- [What is required]: From the entries below, gather every line containing the string "Закупка".

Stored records
----------------
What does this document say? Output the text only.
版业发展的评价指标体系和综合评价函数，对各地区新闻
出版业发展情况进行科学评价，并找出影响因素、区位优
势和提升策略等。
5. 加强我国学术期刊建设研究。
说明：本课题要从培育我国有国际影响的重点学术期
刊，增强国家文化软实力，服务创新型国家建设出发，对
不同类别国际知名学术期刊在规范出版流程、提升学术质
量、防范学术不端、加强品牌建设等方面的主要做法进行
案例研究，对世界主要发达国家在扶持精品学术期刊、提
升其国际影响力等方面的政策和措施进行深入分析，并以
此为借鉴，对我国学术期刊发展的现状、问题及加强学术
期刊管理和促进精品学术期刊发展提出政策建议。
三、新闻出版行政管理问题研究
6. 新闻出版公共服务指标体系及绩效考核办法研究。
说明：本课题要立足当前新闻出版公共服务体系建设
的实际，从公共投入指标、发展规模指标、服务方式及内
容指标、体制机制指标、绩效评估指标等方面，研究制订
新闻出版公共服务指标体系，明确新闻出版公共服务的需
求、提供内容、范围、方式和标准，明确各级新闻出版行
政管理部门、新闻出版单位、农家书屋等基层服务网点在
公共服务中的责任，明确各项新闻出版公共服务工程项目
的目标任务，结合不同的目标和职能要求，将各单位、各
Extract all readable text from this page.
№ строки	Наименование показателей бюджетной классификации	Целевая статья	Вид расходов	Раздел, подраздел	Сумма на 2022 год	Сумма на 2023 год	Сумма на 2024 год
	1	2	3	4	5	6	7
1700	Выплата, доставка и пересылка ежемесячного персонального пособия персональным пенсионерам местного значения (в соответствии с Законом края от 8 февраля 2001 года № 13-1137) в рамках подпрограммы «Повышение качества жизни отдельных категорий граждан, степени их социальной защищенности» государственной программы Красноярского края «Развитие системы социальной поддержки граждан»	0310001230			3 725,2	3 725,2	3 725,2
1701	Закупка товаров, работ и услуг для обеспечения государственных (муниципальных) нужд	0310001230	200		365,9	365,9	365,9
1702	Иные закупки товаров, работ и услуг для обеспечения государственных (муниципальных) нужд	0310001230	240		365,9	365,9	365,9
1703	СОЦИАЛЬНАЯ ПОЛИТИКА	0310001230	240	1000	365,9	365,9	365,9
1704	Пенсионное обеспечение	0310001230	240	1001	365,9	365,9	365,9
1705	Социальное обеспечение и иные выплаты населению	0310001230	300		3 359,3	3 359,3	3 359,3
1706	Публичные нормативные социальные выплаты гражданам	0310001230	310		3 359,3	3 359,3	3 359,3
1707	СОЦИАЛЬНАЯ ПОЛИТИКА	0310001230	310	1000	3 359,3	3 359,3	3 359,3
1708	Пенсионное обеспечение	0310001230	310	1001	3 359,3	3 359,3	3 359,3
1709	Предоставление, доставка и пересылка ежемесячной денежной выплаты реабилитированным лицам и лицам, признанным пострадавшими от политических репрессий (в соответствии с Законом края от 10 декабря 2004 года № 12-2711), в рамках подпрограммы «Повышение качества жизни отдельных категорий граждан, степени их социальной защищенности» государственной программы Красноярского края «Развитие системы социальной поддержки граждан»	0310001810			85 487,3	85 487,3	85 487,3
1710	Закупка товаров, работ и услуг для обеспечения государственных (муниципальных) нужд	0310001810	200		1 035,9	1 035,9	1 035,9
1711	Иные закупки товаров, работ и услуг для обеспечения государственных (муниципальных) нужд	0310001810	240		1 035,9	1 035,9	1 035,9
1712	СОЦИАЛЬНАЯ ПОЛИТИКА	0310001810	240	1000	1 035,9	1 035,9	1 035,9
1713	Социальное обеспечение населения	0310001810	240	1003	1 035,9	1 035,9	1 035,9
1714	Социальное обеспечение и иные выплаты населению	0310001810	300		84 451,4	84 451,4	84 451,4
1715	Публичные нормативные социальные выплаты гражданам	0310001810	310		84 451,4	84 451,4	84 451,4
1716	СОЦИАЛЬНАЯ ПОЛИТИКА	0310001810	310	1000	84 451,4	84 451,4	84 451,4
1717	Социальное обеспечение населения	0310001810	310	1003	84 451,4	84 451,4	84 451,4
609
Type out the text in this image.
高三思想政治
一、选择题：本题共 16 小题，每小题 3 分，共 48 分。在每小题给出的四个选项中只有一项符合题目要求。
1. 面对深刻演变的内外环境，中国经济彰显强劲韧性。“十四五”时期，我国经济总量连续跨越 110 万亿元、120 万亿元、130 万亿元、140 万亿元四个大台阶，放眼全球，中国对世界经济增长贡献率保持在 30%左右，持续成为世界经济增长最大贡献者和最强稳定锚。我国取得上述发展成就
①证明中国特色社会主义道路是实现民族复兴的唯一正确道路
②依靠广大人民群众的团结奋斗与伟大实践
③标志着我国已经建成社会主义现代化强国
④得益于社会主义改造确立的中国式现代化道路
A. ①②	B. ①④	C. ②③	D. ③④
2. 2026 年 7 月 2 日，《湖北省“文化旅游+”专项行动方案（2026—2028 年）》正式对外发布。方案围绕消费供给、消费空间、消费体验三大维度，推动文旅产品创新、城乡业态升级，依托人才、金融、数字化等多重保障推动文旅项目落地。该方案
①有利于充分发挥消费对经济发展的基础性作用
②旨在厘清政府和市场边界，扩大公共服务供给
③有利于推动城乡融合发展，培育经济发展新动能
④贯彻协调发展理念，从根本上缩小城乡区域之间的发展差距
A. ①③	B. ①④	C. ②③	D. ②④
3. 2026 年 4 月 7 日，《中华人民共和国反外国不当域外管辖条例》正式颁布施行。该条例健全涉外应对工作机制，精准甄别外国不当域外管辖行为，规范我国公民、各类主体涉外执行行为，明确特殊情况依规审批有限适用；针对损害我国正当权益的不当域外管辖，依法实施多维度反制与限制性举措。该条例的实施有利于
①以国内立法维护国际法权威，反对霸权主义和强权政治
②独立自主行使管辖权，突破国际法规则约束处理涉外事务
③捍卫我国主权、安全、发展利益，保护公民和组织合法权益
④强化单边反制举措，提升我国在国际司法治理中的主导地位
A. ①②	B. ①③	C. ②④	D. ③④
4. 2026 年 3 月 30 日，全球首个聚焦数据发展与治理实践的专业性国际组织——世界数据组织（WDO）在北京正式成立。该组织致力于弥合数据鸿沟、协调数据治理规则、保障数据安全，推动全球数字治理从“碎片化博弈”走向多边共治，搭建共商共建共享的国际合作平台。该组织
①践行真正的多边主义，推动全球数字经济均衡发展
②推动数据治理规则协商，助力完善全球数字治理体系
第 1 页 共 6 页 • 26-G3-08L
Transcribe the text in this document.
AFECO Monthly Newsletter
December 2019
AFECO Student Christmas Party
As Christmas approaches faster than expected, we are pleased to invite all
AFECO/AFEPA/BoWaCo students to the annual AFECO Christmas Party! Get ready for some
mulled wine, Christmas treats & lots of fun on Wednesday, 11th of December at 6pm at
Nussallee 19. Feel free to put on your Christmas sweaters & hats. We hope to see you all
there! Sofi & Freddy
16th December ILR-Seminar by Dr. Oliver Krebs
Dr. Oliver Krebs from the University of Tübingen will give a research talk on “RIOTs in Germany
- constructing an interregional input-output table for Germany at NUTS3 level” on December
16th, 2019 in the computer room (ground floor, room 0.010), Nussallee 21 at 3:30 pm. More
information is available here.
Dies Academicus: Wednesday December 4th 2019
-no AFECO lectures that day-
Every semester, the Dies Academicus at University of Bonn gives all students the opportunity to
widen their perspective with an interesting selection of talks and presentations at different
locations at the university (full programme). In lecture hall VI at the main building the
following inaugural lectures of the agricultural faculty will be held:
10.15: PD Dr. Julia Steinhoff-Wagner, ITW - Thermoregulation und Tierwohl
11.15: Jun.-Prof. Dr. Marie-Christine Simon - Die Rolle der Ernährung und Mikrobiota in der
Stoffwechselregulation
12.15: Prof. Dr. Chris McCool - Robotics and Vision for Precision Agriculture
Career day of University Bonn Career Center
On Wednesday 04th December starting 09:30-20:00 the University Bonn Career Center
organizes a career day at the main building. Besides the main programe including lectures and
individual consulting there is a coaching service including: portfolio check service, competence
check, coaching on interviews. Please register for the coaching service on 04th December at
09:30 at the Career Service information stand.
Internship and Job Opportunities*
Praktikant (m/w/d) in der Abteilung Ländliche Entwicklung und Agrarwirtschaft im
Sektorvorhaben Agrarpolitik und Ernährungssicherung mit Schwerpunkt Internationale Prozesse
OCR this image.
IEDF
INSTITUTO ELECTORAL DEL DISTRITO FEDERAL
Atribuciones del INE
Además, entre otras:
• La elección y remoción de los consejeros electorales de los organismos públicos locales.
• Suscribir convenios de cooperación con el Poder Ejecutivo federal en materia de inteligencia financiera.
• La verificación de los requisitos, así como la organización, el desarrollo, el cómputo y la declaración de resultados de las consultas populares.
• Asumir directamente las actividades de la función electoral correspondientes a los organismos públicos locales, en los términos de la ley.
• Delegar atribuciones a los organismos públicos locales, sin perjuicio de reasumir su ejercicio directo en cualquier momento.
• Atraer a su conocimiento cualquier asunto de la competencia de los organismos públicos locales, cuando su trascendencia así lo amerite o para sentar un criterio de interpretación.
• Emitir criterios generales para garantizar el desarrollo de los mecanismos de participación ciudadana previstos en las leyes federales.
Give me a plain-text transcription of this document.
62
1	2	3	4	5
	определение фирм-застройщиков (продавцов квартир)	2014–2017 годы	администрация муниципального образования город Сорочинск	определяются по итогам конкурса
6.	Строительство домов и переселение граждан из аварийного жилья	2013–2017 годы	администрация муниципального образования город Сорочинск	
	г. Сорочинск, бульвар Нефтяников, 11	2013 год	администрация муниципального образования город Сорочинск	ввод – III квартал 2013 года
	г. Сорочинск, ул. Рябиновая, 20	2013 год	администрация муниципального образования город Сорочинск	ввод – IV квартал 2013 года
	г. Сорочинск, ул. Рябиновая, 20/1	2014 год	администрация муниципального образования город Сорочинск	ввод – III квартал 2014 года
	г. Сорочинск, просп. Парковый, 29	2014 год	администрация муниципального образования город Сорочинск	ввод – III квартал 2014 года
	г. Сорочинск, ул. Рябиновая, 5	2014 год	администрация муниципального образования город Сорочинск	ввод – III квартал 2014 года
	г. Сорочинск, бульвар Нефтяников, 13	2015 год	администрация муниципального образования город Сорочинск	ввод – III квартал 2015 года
----------------
- [Solution for this exercise]:
1701	Закупка товаров, работ и услуг для обеспечения государственных (муниципальных) нужд	0310001230	200		365,9	365,9	365,9
1710	Закупка товаров, работ и услуг для обеспечения государственных (муниципальных) нужд	0310001810	200		1 035,9	1 035,9	1 035,9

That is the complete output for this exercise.